• _Passage shown_:
I have to say I was very surprised by this result. Generics are somewhat tricky to use, add a lot of verbiage to the source (especially since Java doesn’t yet have C#’s var
, aka C++’s auto
type inference feature), and now, apparently, don’t really catch very many bugs.
There are a couple other theories to consider other than “generics aren’t worth it”.
One is that Classpath, being a core library, is unusually less susceptible to bugs of this kind than other Java programs. I don’t consider this very likely, but more experience with other programs would be useful.
Another is that the Classpath development process is unusually good and catches more bugs than normal. This would be nice if it were true, but I doubt this is very likely either.
Finally, one could argue that catching even a small number of bugs in legacy code is good, and that the real worth of generics comes when writing new code.
I’ll collect more data as we convert more of Classpath to use generics deeply. I’m curious to know whether other folks have had more positive experiences during conversion, or whether there’s something I’m missing about all this. At the moment generics appear to be “nice to have” but hardly worth the substantial upgrade effort across the toolchain and the large body of existing Java code…
12 Comments
There is another possibility: Generics are useful, but in a different context.
Case in point: generics in .NET are primarily for *performance*, not correctness.
Performance improvement #1: faster use of value types. In .NET 1.1 all value types (char, int, double, custom C# `struct’ types) need to be “boxed” in order to be added to a collection type, such as System.Collections.ArrayList (similar to java.lang.ArrayList). This is a performance penalty, as boxing involves allocating a new type on the heap and copying the stack-located value into the heap-allocated value. (Java 1.5’s autoboxing is conceptually identical). Furthermore, to read a boxed object, it must first be “unboxed.”

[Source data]

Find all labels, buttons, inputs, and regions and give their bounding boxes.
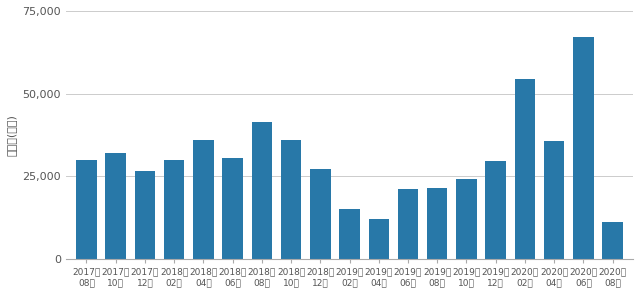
Bar: [573, 37, 593, 259]
Bar: [397, 189, 418, 259]
Bar: [76, 160, 97, 259]
Bar: [193, 140, 214, 259]
Bar: [369, 219, 389, 259]
Bar: [252, 122, 272, 259]
Y-axis label: 거래량(건수): 거래량(건수): [7, 114, 17, 156]
Bar: [134, 171, 155, 259]
Bar: [602, 222, 623, 259]
Bar: [164, 160, 184, 259]
Bar: [515, 78, 535, 259]
Bar: [310, 169, 330, 259]
Bar: [281, 140, 301, 259]
Bar: [427, 188, 447, 259]
Bar: [222, 158, 243, 259]
Bar: [544, 141, 564, 259]
Bar: [339, 209, 360, 259]
Bar: [486, 161, 506, 259]
Bar: [106, 153, 126, 259]
Bar: [456, 179, 477, 259]
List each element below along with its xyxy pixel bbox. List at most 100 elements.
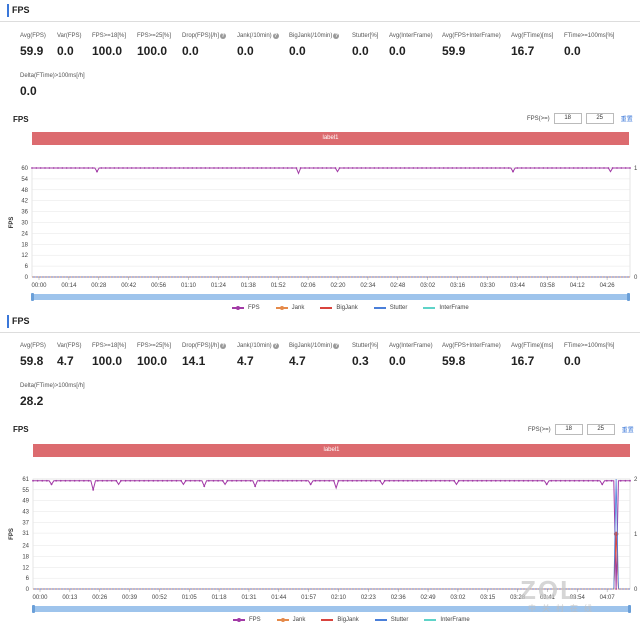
metric: Avg(FPS+InterFrame) 59.9 <box>442 33 501 58</box>
help-icon[interactable]: ? <box>220 33 227 39</box>
fps-point <box>263 479 266 482</box>
fps-point <box>203 485 206 488</box>
timeline-scrollbar[interactable] <box>32 605 631 613</box>
fps-point <box>416 479 419 482</box>
metric-label: FPS>=18[%] <box>92 343 126 349</box>
fps-point <box>527 479 530 482</box>
metric-label-text: Delta(FTime)>100ms[/h] <box>20 73 85 79</box>
metric-value: 0.0 <box>20 84 37 98</box>
help-icon[interactable]: ? <box>333 33 340 39</box>
fps-point <box>578 479 580 482</box>
y-tick-label: 49 <box>22 499 29 505</box>
metric-label: Delta(FTime)>100ms[/h] <box>20 73 85 79</box>
fps-point <box>351 479 354 482</box>
metric-label-text: Var(FPS) <box>57 33 82 39</box>
fps-point <box>226 167 228 169</box>
y-tick-label: 48 <box>21 188 28 194</box>
fps-point <box>481 167 484 169</box>
y-tick-label: 42 <box>21 199 28 205</box>
fps-point <box>254 485 257 488</box>
legend-item[interactable]: BigJank <box>320 305 358 311</box>
fps-point <box>96 170 98 173</box>
fps-point <box>277 479 280 482</box>
metric: Avg(FPS) 59.8 <box>20 343 46 368</box>
fps-point <box>512 170 514 173</box>
fps-point <box>169 167 172 169</box>
fps-threshold-input-low[interactable]: 18 <box>553 113 582 124</box>
fps-point <box>395 167 397 169</box>
fps-point <box>106 479 108 482</box>
label-bar[interactable]: label1 <box>33 444 630 457</box>
fps-point <box>477 167 480 169</box>
metric-label-text: Avg(FTime)[ms] <box>511 343 554 349</box>
legend-swatch <box>321 619 334 621</box>
fps-point <box>564 479 567 482</box>
metric-label-text: Stutter[%] <box>352 33 379 39</box>
fps-point <box>104 167 107 169</box>
metric-label: FPS>=18[%] <box>92 33 126 39</box>
x-tick-label: 03:44 <box>510 283 526 289</box>
timeline-scrollbar[interactable] <box>31 293 630 301</box>
help-icon[interactable]: ? <box>272 33 279 39</box>
legend-item[interactable]: InterFrame <box>424 617 470 623</box>
metric: Stutter[%] 0.3 <box>352 343 378 368</box>
x-tick-label: 01:10 <box>181 283 197 289</box>
legend-item[interactable]: Jank <box>275 305 304 311</box>
x-tick-label: 00:42 <box>121 283 137 289</box>
fps-point <box>411 479 414 482</box>
x-tick-label: 00:13 <box>62 595 78 601</box>
metric: Avg(FPS) 59.9 <box>20 33 46 58</box>
metric: Var(FPS) 4.7 <box>57 343 82 368</box>
fps-point <box>61 167 64 169</box>
reset-button[interactable]: 重置 <box>620 117 633 123</box>
fps-point <box>230 167 233 169</box>
metric-label: FPS>=25[%] <box>137 33 171 39</box>
metric-label-text: Avg(FPS+InterFrame) <box>442 343 501 349</box>
fps-point <box>476 479 479 482</box>
fps-point <box>265 167 267 169</box>
fps-point <box>325 167 328 169</box>
fps-point <box>143 167 146 169</box>
fps-point <box>70 167 72 169</box>
legend-item[interactable]: Jank <box>276 617 305 623</box>
metric-label-text: Avg(InterFrame) <box>389 343 433 349</box>
fps-point <box>425 479 428 482</box>
fps-point <box>538 167 540 169</box>
legend-item[interactable]: Stutter <box>374 617 408 623</box>
scrollbar-left-handle[interactable] <box>31 293 34 301</box>
legend-item[interactable]: FPS <box>233 617 261 623</box>
fps-point <box>443 479 446 482</box>
metric-label-text: Delta(FTime)>100ms[/h] <box>20 383 85 389</box>
fps-point <box>217 167 220 169</box>
reset-button[interactable]: 重置 <box>621 428 634 434</box>
scrollbar-right-handle[interactable] <box>627 293 630 301</box>
legend-item[interactable]: Stutter <box>373 305 407 311</box>
fps-threshold-input-low[interactable]: 18 <box>554 424 583 435</box>
scrollbar-right-handle[interactable] <box>628 605 631 613</box>
fps-point <box>504 479 506 482</box>
legend-item[interactable]: BigJank <box>321 617 359 623</box>
fps-point <box>55 479 58 482</box>
fps-point <box>624 479 627 482</box>
x-tick-label: 00:00 <box>32 595 48 601</box>
scrollbar-left-handle[interactable] <box>32 605 35 613</box>
legend-item[interactable]: InterFrame <box>423 305 469 311</box>
y-tick-label: 0 <box>25 275 29 281</box>
plot-area <box>32 478 631 590</box>
help-icon[interactable]: ? <box>272 343 279 349</box>
watermark-text: 中关村在线 <box>528 604 598 613</box>
help-icon[interactable]: ? <box>333 343 340 349</box>
fps-threshold-input-high[interactable]: 25 <box>585 113 614 124</box>
fps-point <box>448 479 451 482</box>
fps-point <box>408 167 410 169</box>
x-tick-label: 02:23 <box>361 595 377 601</box>
help-icon[interactable]: ? <box>220 343 227 349</box>
x-tick-label: 01:24 <box>211 283 227 289</box>
fps-point <box>282 167 285 169</box>
fps-point <box>379 479 381 482</box>
fps-threshold-input-high[interactable]: 25 <box>586 424 615 435</box>
label-bar[interactable]: label1 <box>32 132 629 145</box>
legend-item[interactable]: FPS <box>232 305 260 311</box>
fps-point <box>550 479 553 482</box>
metric: Avg(FPS+InterFrame) 59.8 <box>442 343 501 368</box>
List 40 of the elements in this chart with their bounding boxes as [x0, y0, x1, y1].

• _Requirements_:
A. Render the rows in the source data as a JSON list of strings, one per line with blank lines omitted. Begin at the line that has "metric: Avg(FPS+InterFrame) 59.9" and stop after the line that has "metric-label: Delta(FTime)>100ms[/h] <box>20".
B. Write the next part of the passage on Java generics, picking up after its final sentence.
The rows have nothing to do with the text.

• _Answer list_:
A.
[
  "metric: Avg(FPS+InterFrame) 59.9 <box>442 33 501 58</box>",
  "help-icon[interactable]: ? <box>220 33 227 39</box>",
  "fps-point <box>263 479 266 482</box>",
  "fps-point <box>203 485 206 488</box>",
  "timeline-scrollbar[interactable] <box>32 605 631 613</box>",
  "fps-point <box>416 479 419 482</box>",
  "metric-label: FPS>=18[%] <box>92 343 126 349</box>",
  "fps-point <box>527 479 530 482</box>",
  "metric-label-text: Delta(FTime)>100ms[/h] <box>20 73 85 79</box>",
  "metric-value: 0.0 <box>20 84 37 98</box>",
  "help-icon[interactable]: ? <box>333 33 340 39</box>",
  "fps-point <box>578 479 580 482</box>",
  "y-tick-label: 49 <box>22 499 29 505</box>",
  "metric-label: Delta(FTime)>100ms[/h] <box>20 73 85 79</box>"
]

B.
.NET 2.0 generics allow the removal of this boxing penalty — a List will contain an array of `int’s, with no boxing overhead or performance penalty to when compared to int[]. (This does imply increased memory requirements, as the JITed code for List can’t be shared with List, but the JITed code for all reference types *can* be shared, so List and List can share *some* of the JITed code.)
Performance improvement #2: Since the compiler and execution system ensure type safety, there is no need for generated code to perform type checking at runtime. If you have a List, it can only contain strings, so there is no need for List::Add(string) to check that its argument is actually a string, nor is there a need for List::get_Item() it to cast a value held within its internal array back into a string.
Compare this to Java generics, in which case the generic syntax is merely a way to remove the casting from the source code; all casting is still performed at runtime.
I think of it this way. Typed lists are a must! And maybe typed collections are ok too. And if you’ve introduced the syntax, then you might as well make it generally available.
I think the usefullness of generics is limited beyond lists and collections.
Hello,
Performance certainly plays an important role in C# generics, but I for one love the extra type safety introduced by them.
C# was strongly typed, except when it came to the general-purpose collections which relied on keeping the consumer and producer in sync regarding the datatypes stored on a collection (there were alternatives; manually writing wrappers that were strongly typed, but that is just too annoying and cumbersome).
Java and C# generics are sufficiently different that it would be worth publishing an update to the “C# and Java” comparison paper that was written by Dare a few years ago to cover the new features.
In general, people coming from a C# background can not stand the artificial limitations that Java generics have. And this might explain the extra overheard that Tom is referring to.
Miguel.
There are a is one major thing that makes it look like you aren’t getting all the bang for your generic buck. The GNU Classpath core libraries have been in use for several years in production environments. I know I have had a couple of runtime class cast exceptions that I wish we had found during compile/build time. Especially some of our Free Swing code had a couple of assumptions on what was put in its collections which didn’t hold true for all user code. That is something that would be easily found during write time, but that only came to light during runtime in the wild.
O, and you also seem to forget that generics were designed especially for new code and to make it easy to interoperate with legacy non-generic code. So your “goal” of finding lots of bugs in existing code (that as said above has already proven itself) was not one of the design goals.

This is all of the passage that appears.